* Request *
Set down every record once more, exactly as given.

* Input rows *
╔══
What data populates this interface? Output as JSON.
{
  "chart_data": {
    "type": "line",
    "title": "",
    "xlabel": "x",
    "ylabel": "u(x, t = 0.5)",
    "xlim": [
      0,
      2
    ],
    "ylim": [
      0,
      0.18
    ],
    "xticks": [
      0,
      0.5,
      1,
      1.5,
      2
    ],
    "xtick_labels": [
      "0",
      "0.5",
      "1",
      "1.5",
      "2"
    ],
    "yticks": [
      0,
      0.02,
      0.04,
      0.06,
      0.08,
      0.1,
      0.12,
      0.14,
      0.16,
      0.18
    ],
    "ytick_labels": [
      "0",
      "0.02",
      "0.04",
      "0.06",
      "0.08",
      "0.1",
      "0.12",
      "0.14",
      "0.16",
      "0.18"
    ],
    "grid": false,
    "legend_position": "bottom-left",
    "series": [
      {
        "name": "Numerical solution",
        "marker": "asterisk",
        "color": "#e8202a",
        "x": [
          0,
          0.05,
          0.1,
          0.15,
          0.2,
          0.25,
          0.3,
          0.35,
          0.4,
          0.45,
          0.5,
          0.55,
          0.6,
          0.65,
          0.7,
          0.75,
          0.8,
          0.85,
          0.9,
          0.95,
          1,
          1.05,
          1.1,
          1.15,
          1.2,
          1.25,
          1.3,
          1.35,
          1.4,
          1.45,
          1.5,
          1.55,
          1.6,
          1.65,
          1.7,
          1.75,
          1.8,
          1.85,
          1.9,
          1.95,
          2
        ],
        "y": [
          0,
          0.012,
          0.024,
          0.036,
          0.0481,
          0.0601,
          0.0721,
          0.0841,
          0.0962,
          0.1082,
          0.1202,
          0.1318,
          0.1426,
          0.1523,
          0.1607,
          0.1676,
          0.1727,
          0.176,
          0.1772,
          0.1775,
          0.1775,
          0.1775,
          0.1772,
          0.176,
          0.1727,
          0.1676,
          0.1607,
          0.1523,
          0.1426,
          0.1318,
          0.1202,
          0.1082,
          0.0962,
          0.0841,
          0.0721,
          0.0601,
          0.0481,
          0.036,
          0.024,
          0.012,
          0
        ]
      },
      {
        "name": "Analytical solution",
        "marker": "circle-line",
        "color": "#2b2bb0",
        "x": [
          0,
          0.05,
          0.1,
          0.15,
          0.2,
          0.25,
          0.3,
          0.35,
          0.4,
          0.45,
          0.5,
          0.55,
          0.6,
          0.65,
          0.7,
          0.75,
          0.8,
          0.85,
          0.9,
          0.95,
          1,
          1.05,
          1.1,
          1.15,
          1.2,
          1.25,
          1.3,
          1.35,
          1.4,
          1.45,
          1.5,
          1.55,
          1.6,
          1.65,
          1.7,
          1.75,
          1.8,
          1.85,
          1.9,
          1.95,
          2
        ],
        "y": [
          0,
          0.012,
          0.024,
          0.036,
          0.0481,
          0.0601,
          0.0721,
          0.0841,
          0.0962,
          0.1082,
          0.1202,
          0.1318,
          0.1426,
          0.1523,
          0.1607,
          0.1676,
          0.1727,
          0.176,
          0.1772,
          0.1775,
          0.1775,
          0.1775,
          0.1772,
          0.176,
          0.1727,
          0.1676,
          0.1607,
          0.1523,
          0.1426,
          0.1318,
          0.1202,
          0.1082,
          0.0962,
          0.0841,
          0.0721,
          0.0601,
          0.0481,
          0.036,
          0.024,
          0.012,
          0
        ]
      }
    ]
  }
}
╚══
* Complete output *
What data populates this interface? Output as JSON.
{
  "chart_data": {
    "type": "line",
    "title": "",
    "xlabel": "x",
    "ylabel": "u(x, t = 0.5)",
    "xlim": [
      0,
      2
    ],
    "ylim": [
      0,
      0.18
    ],
    "xticks": [
      0,
      0.5,
      1,
      1.5,
      2
    ],
    "xtick_labels": [
      "0",
      "0.5",
      "1",
      "1.5",
      "2"
    ],
    "yticks": [
      0,
      0.02,
      0.04,
      0.06,
      0.08,
      0.1,
      0.12,
      0.14,
      0.16,
      0.18
    ],
    "ytick_labels": [
      "0",
      "0.02",
      "0.04",
      "0.06",
      "0.08",
      "0.1",
      "0.12",
      "0.14",
      "0.16",
      "0.18"
    ],
    "grid": false,
    "legend_position": "bottom-left",
    "series": [
      {
        "name": "Numerical solution",
        "marker": "asterisk",
        "color": "#e8202a",
        "x": [
          0,
          0.05,
          0.1,
          0.15,
          0.2,
          0.25,
          0.3,
          0.35,
          0.4,
          0.45,
          0.5,
          0.55,
          0.6,
          0.65,
          0.7,
          0.75,
          0.8,
          0.85,
          0.9,
          0.95,
          1,
          1.05,
          1.1,
          1.15,
          1.2,
          1.25,
          1.3,
          1.35,
          1.4,
          1.45,
          1.5,
          1.55,
          1.6,
          1.65,
          1.7,
          1.75,
          1.8,
          1.85,
          1.9,
          1.95,
          2
        ],
        "y": [
          0,
          0.012,
          0.024,
          0.036,
          0.0481,
          0.0601,
          0.0721,
          0.0841,
          0.0962,
          0.1082,
          0.1202,
          0.1318,
          0.1426,
          0.1523,
          0.1607,
          0.1676,
          0.1727,
          0.176,
          0.1772,
          0.1775,
          0.1775,
          0.1775,
          0.1772,
          0.176,
          0.1727,
          0.1676,
          0.1607,
          0.1523,
          0.1426,
          0.1318,
          0.1202,
          0.1082,
          0.0962,
          0.0841,
          0.0721,
          0.0601,
          0.0481,
          0.036,
          0.024,
          0.012,
          0
        ]
      },
      {
        "name": "Analytical solution",
        "marker": "circle-line",
        "color": "#2b2bb0",
        "x": [
          0,
          0.05,
          0.1,
          0.15,
          0.2,
          0.25,
          0.3,
          0.35,
          0.4,
          0.45,
          0.5,
          0.55,
          0.6,
          0.65,
          0.7,
          0.75,
          0.8,
          0.85,
          0.9,
          0.95,
          1,
          1.05,
          1.1,
          1.15,
          1.2,
          1.25,
          1.3,
          1.35,
          1.4,
          1.45,
          1.5,
          1.55,
          1.6,
          1.65,
          1.7,
          1.75,
          1.8,
          1.85,
          1.9,
          1.95,
          2
        ],
        "y": [
          0,
          0.012,
          0.024,
          0.036,
          0.0481,
          0.0601,
          0.0721,
          0.0841,
          0.0962,
          0.1082,
          0.1202,
          0.1318,
          0.1426,
          0.1523,
          0.1607,
          0.1676,
          0.1727,
          0.176,
          0.1772,
          0.1775,
          0.1775,
          0.1775,
          0.1772,
          0.176,
          0.1727,
          0.1676,
          0.1607,
          0.1523,
          0.1426,
          0.1318,
          0.1202,
          0.1082,
          0.0962,
          0.0841,
          0.0721,
          0.0601,
          0.0481,
          0.036,
          0.024,
          0.012,
          0
        ]
      }
    ]
  }
}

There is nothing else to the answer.